SHORT EXERCISE. Locate every line in the records below that contains the word "values", and copy each one.

MATERIAL FOR THIS TASK.
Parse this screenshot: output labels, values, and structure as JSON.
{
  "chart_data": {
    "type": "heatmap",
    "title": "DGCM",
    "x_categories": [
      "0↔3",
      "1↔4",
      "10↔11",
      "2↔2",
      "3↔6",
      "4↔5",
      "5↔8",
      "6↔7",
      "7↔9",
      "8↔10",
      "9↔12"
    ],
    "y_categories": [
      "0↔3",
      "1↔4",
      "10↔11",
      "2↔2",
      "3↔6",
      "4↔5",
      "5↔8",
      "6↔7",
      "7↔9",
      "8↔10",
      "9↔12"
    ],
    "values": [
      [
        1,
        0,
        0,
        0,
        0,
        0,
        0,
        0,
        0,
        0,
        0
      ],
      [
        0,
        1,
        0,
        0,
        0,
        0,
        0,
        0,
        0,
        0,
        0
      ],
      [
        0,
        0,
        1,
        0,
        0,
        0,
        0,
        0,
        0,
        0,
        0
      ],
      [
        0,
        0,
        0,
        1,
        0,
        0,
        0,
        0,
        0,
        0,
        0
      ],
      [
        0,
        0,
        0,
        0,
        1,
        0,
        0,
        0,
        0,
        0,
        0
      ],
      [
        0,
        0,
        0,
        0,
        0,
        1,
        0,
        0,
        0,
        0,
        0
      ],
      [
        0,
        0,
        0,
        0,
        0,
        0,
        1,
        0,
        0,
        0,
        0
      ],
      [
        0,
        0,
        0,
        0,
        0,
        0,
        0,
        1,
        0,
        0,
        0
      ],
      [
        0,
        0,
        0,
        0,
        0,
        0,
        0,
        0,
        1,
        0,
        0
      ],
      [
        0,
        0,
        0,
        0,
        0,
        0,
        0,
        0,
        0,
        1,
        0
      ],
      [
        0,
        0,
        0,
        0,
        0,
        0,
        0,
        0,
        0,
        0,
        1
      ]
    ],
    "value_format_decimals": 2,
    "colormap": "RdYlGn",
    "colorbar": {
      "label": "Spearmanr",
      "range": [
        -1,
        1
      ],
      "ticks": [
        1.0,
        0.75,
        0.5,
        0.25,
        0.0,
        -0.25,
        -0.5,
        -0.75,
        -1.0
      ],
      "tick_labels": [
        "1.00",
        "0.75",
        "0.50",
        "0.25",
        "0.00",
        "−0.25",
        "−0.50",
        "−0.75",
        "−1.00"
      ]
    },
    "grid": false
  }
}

RESULT OF THE TASK.
Parse this screenshot: output labels, values, and structure as JSON.
    "values": [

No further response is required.